◆ **OBJECTIVE**
Using the data beneath, show every line that includes the word "piControl".

------------------------------------------------

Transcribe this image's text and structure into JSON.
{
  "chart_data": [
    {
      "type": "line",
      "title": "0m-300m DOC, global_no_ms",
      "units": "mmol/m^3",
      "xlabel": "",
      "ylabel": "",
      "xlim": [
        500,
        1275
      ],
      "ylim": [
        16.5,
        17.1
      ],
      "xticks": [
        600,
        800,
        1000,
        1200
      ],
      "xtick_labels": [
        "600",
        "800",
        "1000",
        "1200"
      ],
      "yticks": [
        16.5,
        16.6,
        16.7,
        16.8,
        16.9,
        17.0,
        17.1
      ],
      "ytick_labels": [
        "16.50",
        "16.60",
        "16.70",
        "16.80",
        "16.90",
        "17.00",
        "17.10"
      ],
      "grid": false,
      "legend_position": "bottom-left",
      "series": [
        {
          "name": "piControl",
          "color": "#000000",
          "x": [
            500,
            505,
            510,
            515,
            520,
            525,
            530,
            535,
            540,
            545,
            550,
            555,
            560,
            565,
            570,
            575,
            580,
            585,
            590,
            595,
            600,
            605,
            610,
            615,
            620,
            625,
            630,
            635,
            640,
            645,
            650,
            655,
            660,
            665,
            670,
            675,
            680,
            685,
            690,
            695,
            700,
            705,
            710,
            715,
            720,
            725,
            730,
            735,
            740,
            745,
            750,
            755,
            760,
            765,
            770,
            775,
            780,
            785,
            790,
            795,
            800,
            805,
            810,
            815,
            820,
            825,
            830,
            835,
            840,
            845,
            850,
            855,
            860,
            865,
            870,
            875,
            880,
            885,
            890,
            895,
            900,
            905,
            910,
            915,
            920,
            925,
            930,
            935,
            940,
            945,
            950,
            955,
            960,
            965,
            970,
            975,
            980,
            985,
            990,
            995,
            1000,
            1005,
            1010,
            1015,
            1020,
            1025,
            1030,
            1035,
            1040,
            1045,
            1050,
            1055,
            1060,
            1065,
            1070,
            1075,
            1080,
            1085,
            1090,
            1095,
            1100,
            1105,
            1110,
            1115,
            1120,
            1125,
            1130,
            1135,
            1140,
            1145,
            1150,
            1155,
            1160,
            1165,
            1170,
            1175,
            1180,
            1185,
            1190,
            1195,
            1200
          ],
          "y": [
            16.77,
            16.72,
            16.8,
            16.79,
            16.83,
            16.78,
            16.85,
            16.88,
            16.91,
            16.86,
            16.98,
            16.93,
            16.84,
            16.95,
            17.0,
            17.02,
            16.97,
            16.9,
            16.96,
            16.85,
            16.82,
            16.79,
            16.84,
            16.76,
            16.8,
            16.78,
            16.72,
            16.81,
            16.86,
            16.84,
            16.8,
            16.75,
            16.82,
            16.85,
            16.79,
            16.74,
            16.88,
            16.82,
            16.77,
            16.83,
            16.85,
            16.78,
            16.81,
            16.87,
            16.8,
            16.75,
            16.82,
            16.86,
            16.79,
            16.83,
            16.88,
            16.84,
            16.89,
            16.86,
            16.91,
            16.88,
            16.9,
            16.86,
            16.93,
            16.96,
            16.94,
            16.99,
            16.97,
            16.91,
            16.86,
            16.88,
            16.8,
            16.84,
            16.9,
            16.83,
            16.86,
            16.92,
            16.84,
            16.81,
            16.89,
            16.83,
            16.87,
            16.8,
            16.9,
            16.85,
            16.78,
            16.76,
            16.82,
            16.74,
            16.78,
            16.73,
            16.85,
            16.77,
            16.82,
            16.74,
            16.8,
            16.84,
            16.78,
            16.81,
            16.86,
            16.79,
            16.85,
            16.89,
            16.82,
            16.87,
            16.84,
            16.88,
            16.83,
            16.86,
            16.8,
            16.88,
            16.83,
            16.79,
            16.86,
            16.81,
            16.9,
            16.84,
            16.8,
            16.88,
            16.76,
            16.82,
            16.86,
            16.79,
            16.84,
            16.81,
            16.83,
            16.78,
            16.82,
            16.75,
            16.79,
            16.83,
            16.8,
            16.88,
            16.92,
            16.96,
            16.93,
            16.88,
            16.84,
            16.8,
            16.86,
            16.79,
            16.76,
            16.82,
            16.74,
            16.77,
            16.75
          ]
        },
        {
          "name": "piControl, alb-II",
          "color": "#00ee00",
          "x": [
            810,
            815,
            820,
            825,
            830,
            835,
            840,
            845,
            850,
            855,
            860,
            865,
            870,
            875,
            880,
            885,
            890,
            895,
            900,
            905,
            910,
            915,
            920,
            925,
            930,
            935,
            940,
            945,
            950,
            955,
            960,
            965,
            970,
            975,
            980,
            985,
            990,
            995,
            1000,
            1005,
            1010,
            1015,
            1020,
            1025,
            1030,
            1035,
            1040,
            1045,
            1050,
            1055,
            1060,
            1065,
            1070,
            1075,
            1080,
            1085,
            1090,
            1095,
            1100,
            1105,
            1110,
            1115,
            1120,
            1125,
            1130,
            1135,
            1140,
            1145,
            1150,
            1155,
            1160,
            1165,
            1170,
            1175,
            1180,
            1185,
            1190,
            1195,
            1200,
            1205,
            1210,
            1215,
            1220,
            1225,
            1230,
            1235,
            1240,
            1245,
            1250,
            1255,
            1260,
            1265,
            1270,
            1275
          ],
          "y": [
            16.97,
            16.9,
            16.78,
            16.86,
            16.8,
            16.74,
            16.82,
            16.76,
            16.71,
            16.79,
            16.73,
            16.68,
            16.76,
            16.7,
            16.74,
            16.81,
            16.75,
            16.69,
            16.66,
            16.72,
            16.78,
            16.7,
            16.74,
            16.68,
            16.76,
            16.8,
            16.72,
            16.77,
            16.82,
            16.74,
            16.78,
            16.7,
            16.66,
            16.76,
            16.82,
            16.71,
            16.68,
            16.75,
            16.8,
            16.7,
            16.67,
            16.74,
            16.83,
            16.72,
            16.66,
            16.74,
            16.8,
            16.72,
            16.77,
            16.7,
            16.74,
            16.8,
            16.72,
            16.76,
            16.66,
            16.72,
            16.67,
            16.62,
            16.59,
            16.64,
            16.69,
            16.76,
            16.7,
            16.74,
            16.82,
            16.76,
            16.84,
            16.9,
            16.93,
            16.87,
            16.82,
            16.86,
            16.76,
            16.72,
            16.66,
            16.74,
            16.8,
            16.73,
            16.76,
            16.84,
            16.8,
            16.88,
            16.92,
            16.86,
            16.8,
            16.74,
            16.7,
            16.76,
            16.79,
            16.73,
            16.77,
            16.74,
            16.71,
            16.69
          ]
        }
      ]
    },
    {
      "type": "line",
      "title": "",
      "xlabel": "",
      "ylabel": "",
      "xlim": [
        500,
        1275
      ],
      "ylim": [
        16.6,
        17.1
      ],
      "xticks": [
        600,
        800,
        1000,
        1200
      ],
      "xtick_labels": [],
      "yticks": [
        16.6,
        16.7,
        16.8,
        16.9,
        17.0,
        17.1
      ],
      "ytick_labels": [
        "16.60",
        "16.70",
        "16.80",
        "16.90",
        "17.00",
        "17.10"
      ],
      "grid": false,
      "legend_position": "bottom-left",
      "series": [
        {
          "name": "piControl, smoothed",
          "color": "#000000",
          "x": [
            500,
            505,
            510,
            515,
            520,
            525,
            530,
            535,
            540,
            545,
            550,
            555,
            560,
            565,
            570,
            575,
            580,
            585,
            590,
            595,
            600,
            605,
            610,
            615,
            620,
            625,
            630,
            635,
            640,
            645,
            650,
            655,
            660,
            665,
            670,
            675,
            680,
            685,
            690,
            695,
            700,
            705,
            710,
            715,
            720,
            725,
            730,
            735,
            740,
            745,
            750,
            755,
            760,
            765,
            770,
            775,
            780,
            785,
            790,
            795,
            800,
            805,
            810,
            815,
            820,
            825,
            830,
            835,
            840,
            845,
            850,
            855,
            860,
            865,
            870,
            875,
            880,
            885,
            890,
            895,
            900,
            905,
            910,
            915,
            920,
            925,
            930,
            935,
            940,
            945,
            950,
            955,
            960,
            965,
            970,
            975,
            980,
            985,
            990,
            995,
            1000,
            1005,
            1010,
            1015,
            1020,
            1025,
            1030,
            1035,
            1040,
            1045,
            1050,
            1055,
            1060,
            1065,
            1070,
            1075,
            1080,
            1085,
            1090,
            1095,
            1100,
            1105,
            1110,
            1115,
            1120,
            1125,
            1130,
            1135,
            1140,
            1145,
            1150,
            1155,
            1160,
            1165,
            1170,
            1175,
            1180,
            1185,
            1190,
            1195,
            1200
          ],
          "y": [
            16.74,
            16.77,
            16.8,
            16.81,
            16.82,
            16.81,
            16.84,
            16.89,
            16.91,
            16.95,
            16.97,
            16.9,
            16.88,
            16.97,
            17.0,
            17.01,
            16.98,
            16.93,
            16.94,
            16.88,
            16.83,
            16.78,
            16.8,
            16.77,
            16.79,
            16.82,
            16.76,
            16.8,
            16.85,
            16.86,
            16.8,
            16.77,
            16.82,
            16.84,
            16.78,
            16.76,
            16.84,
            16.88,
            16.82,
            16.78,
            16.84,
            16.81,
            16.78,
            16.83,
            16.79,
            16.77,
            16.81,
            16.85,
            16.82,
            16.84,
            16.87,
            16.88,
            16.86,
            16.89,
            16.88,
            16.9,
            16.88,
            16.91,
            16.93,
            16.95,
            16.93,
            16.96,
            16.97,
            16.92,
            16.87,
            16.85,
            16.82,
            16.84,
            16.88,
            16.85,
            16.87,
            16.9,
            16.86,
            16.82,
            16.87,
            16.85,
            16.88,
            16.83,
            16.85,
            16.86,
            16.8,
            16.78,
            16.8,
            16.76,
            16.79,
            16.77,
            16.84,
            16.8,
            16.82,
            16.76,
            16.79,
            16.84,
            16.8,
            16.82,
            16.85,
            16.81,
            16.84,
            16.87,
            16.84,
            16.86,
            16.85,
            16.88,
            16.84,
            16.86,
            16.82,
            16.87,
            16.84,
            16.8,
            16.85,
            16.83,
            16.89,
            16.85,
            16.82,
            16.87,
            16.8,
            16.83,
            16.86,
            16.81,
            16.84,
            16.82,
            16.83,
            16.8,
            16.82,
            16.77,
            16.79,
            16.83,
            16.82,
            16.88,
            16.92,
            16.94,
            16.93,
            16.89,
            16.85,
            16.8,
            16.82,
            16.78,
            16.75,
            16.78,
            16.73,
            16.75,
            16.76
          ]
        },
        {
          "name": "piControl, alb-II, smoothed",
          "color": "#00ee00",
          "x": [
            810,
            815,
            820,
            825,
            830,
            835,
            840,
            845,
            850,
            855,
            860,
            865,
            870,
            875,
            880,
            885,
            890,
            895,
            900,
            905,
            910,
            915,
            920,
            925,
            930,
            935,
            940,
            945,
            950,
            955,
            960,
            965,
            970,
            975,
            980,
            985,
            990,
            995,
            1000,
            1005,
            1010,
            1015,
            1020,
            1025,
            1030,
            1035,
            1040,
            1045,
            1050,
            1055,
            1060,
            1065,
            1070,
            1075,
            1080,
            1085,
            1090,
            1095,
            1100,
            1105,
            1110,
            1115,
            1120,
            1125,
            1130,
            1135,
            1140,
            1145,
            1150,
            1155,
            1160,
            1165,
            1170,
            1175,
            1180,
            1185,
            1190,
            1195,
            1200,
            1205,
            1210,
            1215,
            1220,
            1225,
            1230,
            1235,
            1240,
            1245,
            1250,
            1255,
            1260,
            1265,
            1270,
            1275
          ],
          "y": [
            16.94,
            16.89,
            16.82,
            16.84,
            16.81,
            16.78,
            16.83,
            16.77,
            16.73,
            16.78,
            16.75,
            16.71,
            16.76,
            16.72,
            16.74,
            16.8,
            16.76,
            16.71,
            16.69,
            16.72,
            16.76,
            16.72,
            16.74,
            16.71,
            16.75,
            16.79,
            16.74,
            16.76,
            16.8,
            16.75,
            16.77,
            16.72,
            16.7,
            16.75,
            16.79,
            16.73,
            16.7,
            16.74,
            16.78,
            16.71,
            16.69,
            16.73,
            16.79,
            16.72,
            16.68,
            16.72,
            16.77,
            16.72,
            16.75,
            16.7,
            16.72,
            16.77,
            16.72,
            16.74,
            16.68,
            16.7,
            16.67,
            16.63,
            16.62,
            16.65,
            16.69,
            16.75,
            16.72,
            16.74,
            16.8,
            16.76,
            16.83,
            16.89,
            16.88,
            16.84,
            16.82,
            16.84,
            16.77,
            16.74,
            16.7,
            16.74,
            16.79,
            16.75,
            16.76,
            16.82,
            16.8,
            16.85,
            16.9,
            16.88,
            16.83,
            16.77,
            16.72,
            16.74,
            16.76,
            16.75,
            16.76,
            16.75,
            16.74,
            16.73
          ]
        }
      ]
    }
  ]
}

------------------------------------------------

◆ **SOLUTION FOR THIS TASK**
          "name": "piControl",
          "name": "piControl, alb-II",
          "name": "piControl, smoothed",
          "name": "piControl, alb-II, smoothed",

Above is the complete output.